- _The request_: In the lines below, find how many contain the word "逼人的死寂反衬现实世界的生机" and report that figure alone.

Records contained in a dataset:
※ ※ ※

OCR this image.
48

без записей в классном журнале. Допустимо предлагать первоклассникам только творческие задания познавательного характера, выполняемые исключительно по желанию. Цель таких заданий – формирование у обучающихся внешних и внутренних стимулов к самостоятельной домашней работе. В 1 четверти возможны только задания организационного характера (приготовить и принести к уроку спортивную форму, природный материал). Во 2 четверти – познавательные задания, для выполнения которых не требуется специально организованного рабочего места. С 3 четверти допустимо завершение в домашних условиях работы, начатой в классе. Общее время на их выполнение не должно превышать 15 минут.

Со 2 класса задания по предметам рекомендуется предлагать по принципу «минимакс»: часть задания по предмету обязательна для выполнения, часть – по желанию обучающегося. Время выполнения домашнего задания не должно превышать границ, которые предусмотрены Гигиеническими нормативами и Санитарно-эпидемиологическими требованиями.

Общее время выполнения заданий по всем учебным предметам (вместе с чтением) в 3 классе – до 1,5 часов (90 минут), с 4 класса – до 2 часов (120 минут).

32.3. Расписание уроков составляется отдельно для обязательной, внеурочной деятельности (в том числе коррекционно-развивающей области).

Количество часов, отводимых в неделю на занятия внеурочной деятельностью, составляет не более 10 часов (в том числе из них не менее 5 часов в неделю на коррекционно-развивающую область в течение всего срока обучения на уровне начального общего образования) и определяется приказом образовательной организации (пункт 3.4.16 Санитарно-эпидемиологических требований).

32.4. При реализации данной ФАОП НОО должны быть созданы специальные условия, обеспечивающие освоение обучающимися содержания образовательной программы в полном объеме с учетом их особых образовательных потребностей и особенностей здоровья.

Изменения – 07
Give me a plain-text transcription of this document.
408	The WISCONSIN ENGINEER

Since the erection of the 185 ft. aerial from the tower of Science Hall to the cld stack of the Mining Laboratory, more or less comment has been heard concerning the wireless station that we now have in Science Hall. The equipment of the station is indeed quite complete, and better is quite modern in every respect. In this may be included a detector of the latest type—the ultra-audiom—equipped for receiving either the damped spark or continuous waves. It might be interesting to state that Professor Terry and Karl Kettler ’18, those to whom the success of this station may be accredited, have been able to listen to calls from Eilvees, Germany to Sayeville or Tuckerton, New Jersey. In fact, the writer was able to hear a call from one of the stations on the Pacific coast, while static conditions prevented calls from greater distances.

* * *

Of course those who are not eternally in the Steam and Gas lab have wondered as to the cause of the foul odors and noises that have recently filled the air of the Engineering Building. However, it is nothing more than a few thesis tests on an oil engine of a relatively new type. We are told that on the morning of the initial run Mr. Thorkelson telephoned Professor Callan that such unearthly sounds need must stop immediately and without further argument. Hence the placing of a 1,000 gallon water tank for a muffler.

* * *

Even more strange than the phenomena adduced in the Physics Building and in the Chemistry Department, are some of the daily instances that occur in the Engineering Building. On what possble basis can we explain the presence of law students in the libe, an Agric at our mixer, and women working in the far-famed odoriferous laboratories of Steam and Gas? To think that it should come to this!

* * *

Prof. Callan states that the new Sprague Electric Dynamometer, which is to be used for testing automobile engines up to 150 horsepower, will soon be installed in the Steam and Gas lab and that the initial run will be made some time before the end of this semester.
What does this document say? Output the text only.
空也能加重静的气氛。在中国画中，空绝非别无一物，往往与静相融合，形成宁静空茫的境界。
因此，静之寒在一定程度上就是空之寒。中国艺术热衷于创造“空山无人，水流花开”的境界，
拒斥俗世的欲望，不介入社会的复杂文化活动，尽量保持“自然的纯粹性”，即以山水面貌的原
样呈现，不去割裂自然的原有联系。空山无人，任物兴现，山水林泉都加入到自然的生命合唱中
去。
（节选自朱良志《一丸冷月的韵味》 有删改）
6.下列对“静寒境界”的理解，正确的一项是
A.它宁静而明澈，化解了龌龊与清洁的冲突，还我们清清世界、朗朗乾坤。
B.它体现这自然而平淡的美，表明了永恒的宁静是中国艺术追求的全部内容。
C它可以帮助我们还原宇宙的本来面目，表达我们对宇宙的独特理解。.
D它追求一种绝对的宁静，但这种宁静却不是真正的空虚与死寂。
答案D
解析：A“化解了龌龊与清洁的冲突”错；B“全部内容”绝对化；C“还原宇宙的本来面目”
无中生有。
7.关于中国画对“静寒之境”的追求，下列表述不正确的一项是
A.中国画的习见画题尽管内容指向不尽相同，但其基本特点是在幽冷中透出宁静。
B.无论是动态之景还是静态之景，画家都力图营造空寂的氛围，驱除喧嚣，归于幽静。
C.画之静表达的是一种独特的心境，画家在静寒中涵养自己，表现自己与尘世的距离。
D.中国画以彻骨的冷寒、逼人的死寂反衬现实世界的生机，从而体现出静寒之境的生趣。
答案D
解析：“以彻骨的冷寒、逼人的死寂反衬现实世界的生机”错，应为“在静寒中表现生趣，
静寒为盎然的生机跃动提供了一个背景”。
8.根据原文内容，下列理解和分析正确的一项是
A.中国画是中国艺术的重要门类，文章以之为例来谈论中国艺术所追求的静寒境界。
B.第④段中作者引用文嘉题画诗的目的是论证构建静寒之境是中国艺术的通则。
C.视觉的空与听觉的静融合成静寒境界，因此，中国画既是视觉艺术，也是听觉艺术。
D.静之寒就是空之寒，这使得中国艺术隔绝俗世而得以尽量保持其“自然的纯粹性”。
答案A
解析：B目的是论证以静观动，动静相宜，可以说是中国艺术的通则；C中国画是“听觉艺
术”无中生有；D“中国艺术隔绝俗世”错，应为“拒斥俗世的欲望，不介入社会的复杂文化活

※ ※ ※

- _The completed task_: 2